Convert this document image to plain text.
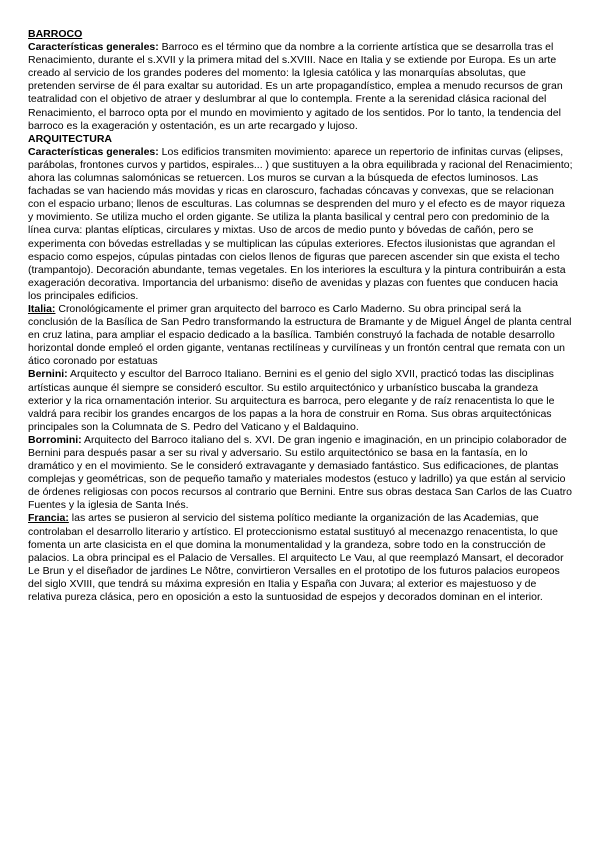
BARROCO

Características generales: Barroco es el término que da nombre a la corriente artística que se desarrolla tras el Renacimiento, durante el s.XVII y la primera mitad del s.XVIII. Nace en Italia y se extiende por Europa. Es un arte creado al servicio de los grandes poderes del momento: la Iglesia católica y las monarquías absolutas, que pretenden servirse de él para exaltar su autoridad. Es un arte propagandístico, emplea a menudo recursos de gran teatralidad con el objetivo de atraer y deslumbrar al que lo contempla. Frente a la serenidad clásica racional del Renacimiento, el barroco opta por el mundo en movimiento y agitado de los sentidos. Por lo tanto, la tendencia del barroco es la exageración y ostentación, es un arte recargado y lujoso.

ARQUITECTURA

Características generales: Los edificios transmiten movimiento: aparece un repertorio de infinitas curvas (elipses, parábolas, frontones curvos y partidos, espirales... ) que sustituyen a la obra equilibrada y racional del Renacimiento; ahora las columnas salomónicas se retuercen. Los muros se curvan a la búsqueda de efectos luminosos. Las fachadas se van haciendo más movidas y ricas en claroscuro, fachadas cóncavas y convexas, que se relacionan con el espacio urbano; llenos de esculturas. Las columnas se desprenden del muro y el efecto es de mayor riqueza y movimiento. Se utiliza mucho el orden gigante. Se utiliza la planta basilical y central pero con predominio de la línea curva: plantas elípticas, circulares y mixtas. Uso de arcos de medio punto y bóvedas de cañón, pero se experimenta con bóvedas estrelladas y se multiplican las cúpulas exteriores. Efectos ilusionistas que agrandan el espacio como espejos, cúpulas pintadas con cielos llenos de figuras que parecen ascender sin que exista el techo (trampantojo). Decoración abundante, temas vegetales. En los interiores la escultura y la pintura contribuirán a esta exageración decorativa. Importancia del urbanismo: diseño de avenidas y plazas con fuentes que conducen hacia los principales edificios.

Italia: Cronológicamente el primer gran arquitecto del barroco es Carlo Maderno. Su obra principal será la conclusión de la Basílica de San Pedro transformando la estructura de Bramante y de Miguel Ángel de planta central en cruz latina, para ampliar el espacio dedicado a la basílica. También construyó la fachada de notable desarrollo horizontal donde empleó el orden gigante, ventanas rectilíneas y curvilíneas y un frontón central que remata con un ático coronado por estatuas

Bernini: Arquitecto y escultor del Barroco Italiano. Bernini es el genio del siglo XVII, practicó todas las disciplinas artísticas aunque él siempre se consideró escultor. Su estilo arquitectónico y urbanístico buscaba la grandeza exterior y la rica ornamentación interior. Su arquitectura es barroca, pero elegante y de raíz renacentista lo que le valdrá para recibir los grandes encargos de los papas a la hora de construir en Roma. Sus obras arquitectónicas principales son la Columnata de S. Pedro del Vaticano y el Baldaquino.

Borromini: Arquitecto del Barroco italiano del s. XVI. De gran ingenio e imaginación, en un principio colaborador de Bernini para después pasar a ser su rival y adversario. Su estilo arquitectónico se basa en la fantasía, en lo dramático y en el movimiento. Se le consideró extravagante y demasiado fantástico. Sus edificaciones, de plantas complejas y geométricas, son de pequeño tamaño y materiales modestos (estuco y ladrillo) ya que están al servicio de órdenes religiosas con pocos recursos al contrario que Bernini. Entre sus obras destaca San Carlos de las Cuatro Fuentes y la iglesia de Santa Inés.

Francia: las artes se pusieron al servicio del sistema político mediante la organización de las Academias, que controlaban el desarrollo literario y artístico. El proteccionismo estatal sustituyó al mecenazgo renacentista, lo que fomenta un arte clasicista en el que domina la monumentalidad y la grandeza, sobre todo en la construcción de palacios. La obra principal es el Palacio de Versalles. El arquitecto Le Vau, al que reemplazó Mansart, el decorador Le Brun y el diseñador de jardines Le Nôtre, convirtieron Versalles en el prototipo de los futuros palacios europeos del siglo XVIII, que tendrá su máxima expresión en Italia y España con Juvara; al exterior es majestuoso y de relativa pureza clásica, pero en oposición a esto la suntuosidad de espejos y decorados dominan en el interior.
○ ○ ○ ○ ○
**Instruction**
Make an exact copy of the data, leaving its pictures out.

**Solution below**
Convert this document image to plain text.
BARROCO

Características generales: Barroco es el término que da nombre a la corriente artística que se desarrolla tras el Renacimiento, durante el s.XVII y la primera mitad del s.XVIII. Nace en Italia y se extiende por Europa. Es un arte creado al servicio de los grandes poderes del momento: la Iglesia católica y las monarquías absolutas, que pretenden servirse de él para exaltar su autoridad. Es un arte propagandístico, emplea a menudo recursos de gran teatralidad con el objetivo de atraer y deslumbrar al que lo contempla. Frente a la serenidad clásica racional del Renacimiento, el barroco opta por el mundo en movimiento y agitado de los sentidos. Por lo tanto, la tendencia del barroco es la exageración y ostentación, es un arte recargado y lujoso.

ARQUITECTURA

Características generales: Los edificios transmiten movimiento: aparece un repertorio de infinitas curvas (elipses, parábolas, frontones curvos y partidos, espirales... ) que sustituyen a la obra equilibrada y racional del Renacimiento; ahora las columnas salomónicas se retuercen. Los muros se curvan a la búsqueda de efectos luminosos. Las fachadas se van haciendo más movidas y ricas en claroscuro, fachadas cóncavas y convexas, que se relacionan con el espacio urbano; llenos de esculturas. Las columnas se desprenden del muro y el efecto es de mayor riqueza y movimiento. Se utiliza mucho el orden gigante. Se utiliza la planta basilical y central pero con predominio de la línea curva: plantas elípticas, circulares y mixtas. Uso de arcos de medio punto y bóvedas de cañón, pero se experimenta con bóvedas estrelladas y se multiplican las cúpulas exteriores. Efectos ilusionistas que agrandan el espacio como espejos, cúpulas pintadas con cielos llenos de figuras que parecen ascender sin que exista el techo (trampantojo). Decoración abundante, temas vegetales. En los interiores la escultura y la pintura contribuirán a esta exageración decorativa. Importancia del urbanismo: diseño de avenidas y plazas con fuentes que conducen hacia los principales edificios.

Italia: Cronológicamente el primer gran arquitecto del barroco es Carlo Maderno. Su obra principal será la conclusión de la Basílica de San Pedro transformando la estructura de Bramante y de Miguel Ángel de planta central en cruz latina, para ampliar el espacio dedicado a la basílica. También construyó la fachada de notable desarrollo horizontal donde empleó el orden gigante, ventanas rectilíneas y curvilíneas y un frontón central que remata con un ático coronado por estatuas

Bernini: Arquitecto y escultor del Barroco Italiano. Bernini es el genio del siglo XVII, practicó todas las disciplinas artísticas aunque él siempre se consideró escultor. Su estilo arquitectónico y urbanístico buscaba la grandeza exterior y la rica ornamentación interior. Su arquitectura es barroca, pero elegante y de raíz renacentista lo que le valdrá para recibir los grandes encargos de los papas a la hora de construir en Roma. Sus obras arquitectónicas principales son la Columnata de S. Pedro del Vaticano y el Baldaquino.

Borromini: Arquitecto del Barroco italiano del s. XVI. De gran ingenio e imaginación, en un principio colaborador de Bernini para después pasar a ser su rival y adversario. Su estilo arquitectónico se basa en la fantasía, en lo dramático y en el movimiento. Se le consideró extravagante y demasiado fantástico. Sus edificaciones, de plantas complejas y geométricas, son de pequeño tamaño y materiales modestos (estuco y ladrillo) ya que están al servicio de órdenes religiosas con pocos recursos al contrario que Bernini. Entre sus obras destaca San Carlos de las Cuatro Fuentes y la iglesia de Santa Inés.

Francia: las artes se pusieron al servicio del sistema político mediante la organización de las Academias, que controlaban el desarrollo literario y artístico. El proteccionismo estatal sustituyó al mecenazgo renacentista, lo que fomenta un arte clasicista en el que domina la monumentalidad y la grandeza, sobre todo en la construcción de palacios. La obra principal es el Palacio de Versalles. El arquitecto Le Vau, al que reemplazó Mansart, el decorador Le Brun y el diseñador de jardines Le Nôtre, convirtieron Versalles en el prototipo de los futuros palacios europeos del siglo XVIII, que tendrá su máxima expresión en Italia y España con Juvara; al exterior es majestuoso y de relativa pureza clásica, pero en oposición a esto la suntuosidad de espejos y decorados dominan en el interior.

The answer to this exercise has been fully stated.